Determine the number of lines containing the word "JSON". Reply with it and nothing else.

* BEGIN *

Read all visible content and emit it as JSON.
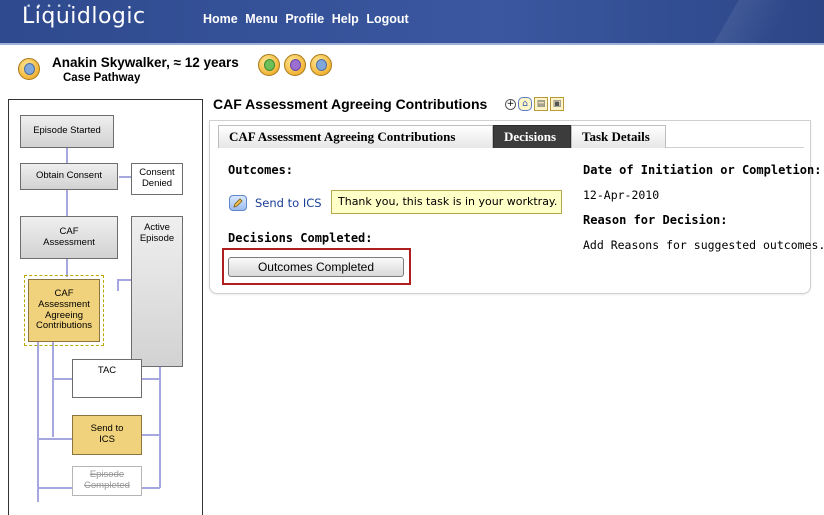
{
  "app": {
    "logo": "Liquidlogic",
    "nav": [
      "Home",
      "Menu",
      "Profile",
      "Help",
      "Logout"
    ]
  },
  "patient": {
    "name": "Anakin Skywalker, ≈ 12 years",
    "subtitle": "Case Pathway"
  },
  "pathway": {
    "nodes": {
      "episode_started": "Episode Started",
      "obtain_consent": "Obtain Consent",
      "consent_denied": "Consent Denied",
      "caf_assessment": "CAF Assessment",
      "active_episode": "Active Episode",
      "caf_agreeing": "CAF Assessment Agreeing Contributions",
      "tac": "TAC",
      "send_to_ics": "Send to ICS",
      "episode_completed": "Episode Completed"
    },
    "colors": {
      "selected": "#f0d27c",
      "grey": "#d9d9d9",
      "connector": "#a6a6e0"
    }
  },
  "main": {
    "title": "CAF Assessment Agreeing Contributions",
    "tabs": [
      "CAF Assessment Agreeing Contributions",
      "Decisions",
      "Task Details"
    ],
    "active_tab": "Decisions",
    "outcomes_label": "Outcomes:",
    "send_link": "Send to ICS",
    "notice": "Thank you, this task is in your worktray.",
    "decisions_label": "Decisions Completed:",
    "outcomes_button": "Outcomes Completed",
    "date_label": "Date of Initiation or Completion:",
    "date_value": "12-Apr-2010",
    "reason_label": "Reason for Decision:",
    "reason_value": "Add Reasons for suggested outcomes......"
  },
  "icons": [
    "user-icon",
    "family-icon",
    "case-icon",
    "add-icon",
    "home-icon",
    "document-icon",
    "print-icon",
    "pencil-icon"
  ]
}
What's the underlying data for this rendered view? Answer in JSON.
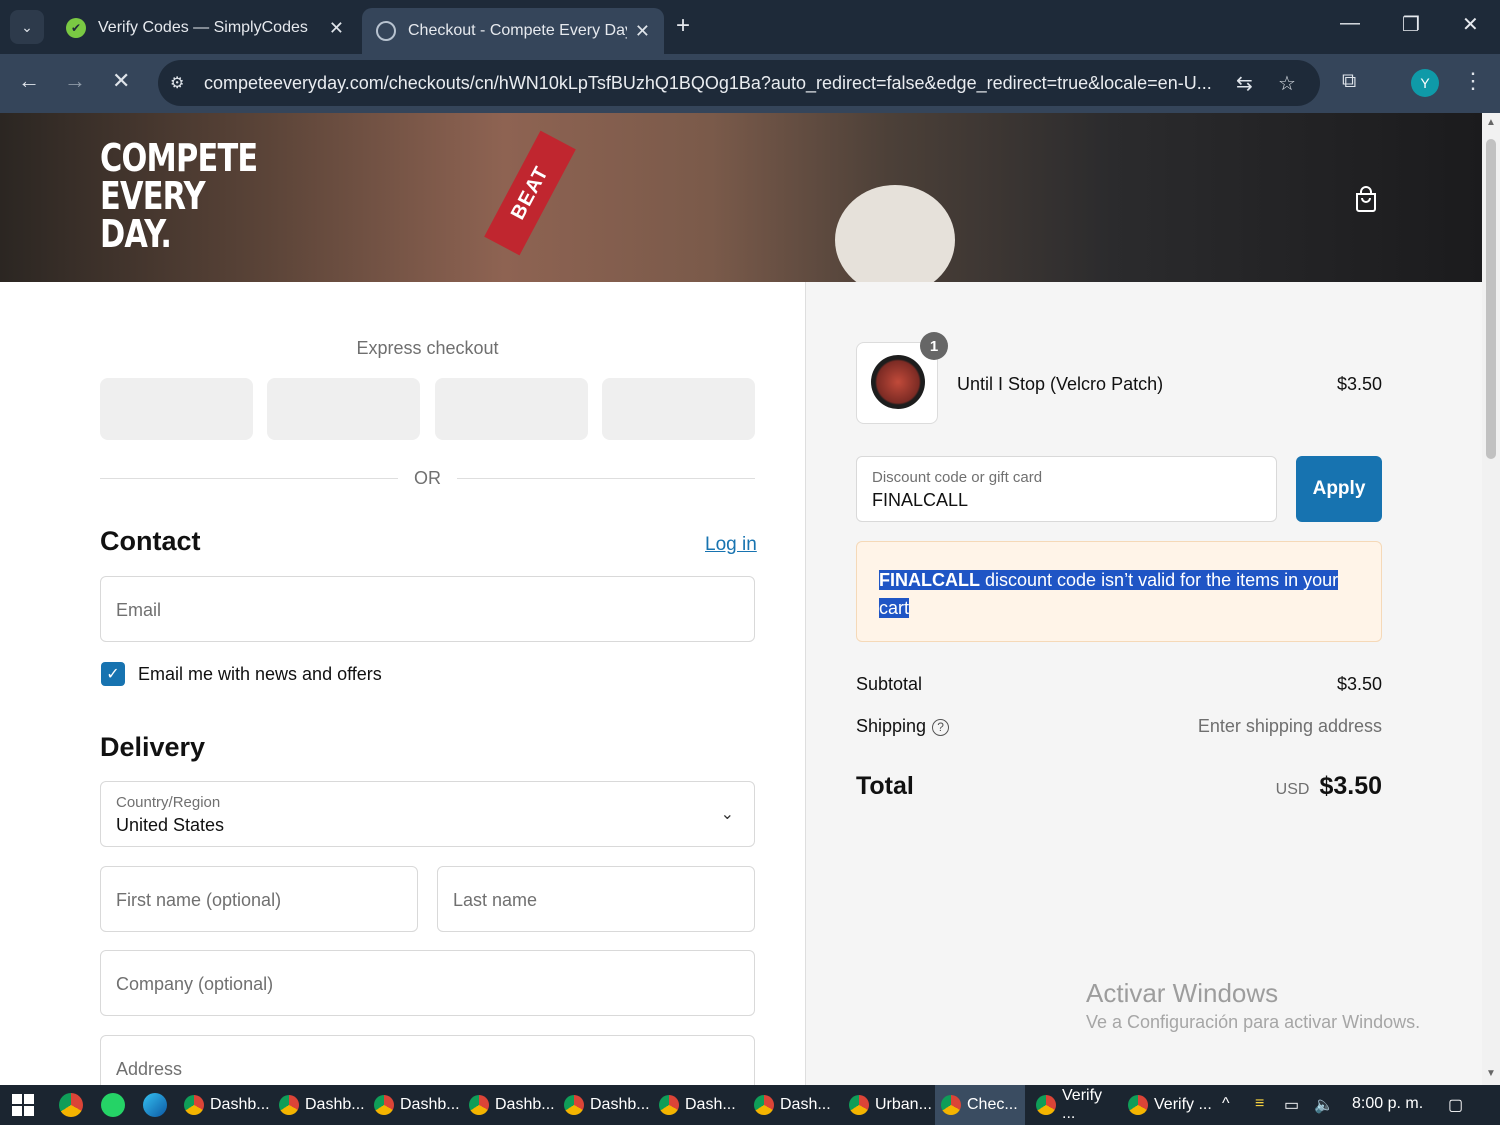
{
  "browser": {
    "tabs": [
      {
        "title": "Verify Codes — SimplyCodes",
        "active": false
      },
      {
        "title": "Checkout - Compete Every Day",
        "active": true
      }
    ],
    "url": "competeeveryday.com/checkouts/cn/hWN10kLpTsfBUzhQ1BQOg1Ba?auto_redirect=false&edge_redirect=true&locale=en-U...",
    "profile_initial": "Y"
  },
  "header": {
    "logo_lines": [
      "COMPETE",
      "EVERY",
      "DAY."
    ],
    "band_text": "BEAT"
  },
  "checkout": {
    "express_label": "Express checkout",
    "or_label": "OR",
    "contact_heading": "Contact",
    "login_link": "Log in",
    "email_placeholder": "Email",
    "newsletter_label": "Email me with news and offers",
    "newsletter_checked": true,
    "delivery_heading": "Delivery",
    "country_label": "Country/Region",
    "country_value": "United States",
    "first_name_placeholder": "First name (optional)",
    "last_name_placeholder": "Last name",
    "company_placeholder": "Company (optional)",
    "address_placeholder": "Address"
  },
  "summary": {
    "item": {
      "name": "Until I Stop (Velcro Patch)",
      "price": "$3.50",
      "quantity": "1"
    },
    "discount_label": "Discount code or gift card",
    "discount_value": "FINALCALL",
    "apply_label": "Apply",
    "error_code": "FINALCALL",
    "error_message": " discount code isn’t valid for the items in your cart",
    "subtotal_label": "Subtotal",
    "subtotal_value": "$3.50",
    "shipping_label": "Shipping",
    "shipping_value": "Enter shipping address",
    "total_label": "Total",
    "total_currency": "USD",
    "total_value": "$3.50"
  },
  "watermark": {
    "title": "Activar Windows",
    "subtitle": "Ve a Configuración para activar Windows."
  },
  "taskbar": {
    "items": [
      "Dashb...",
      "Dashb...",
      "Dashb...",
      "Dashb...",
      "Dashb...",
      "Dash...",
      "Dash...",
      "Urban...",
      "Chec...",
      "Verify ...",
      "Verify ..."
    ],
    "active_index": 8,
    "clock": "8:00 p. m."
  },
  "colors": {
    "accent": "#1773b0",
    "error_bg": "#fff4e8",
    "selection": "#1f55c5"
  }
}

* END *

__RESULT__
2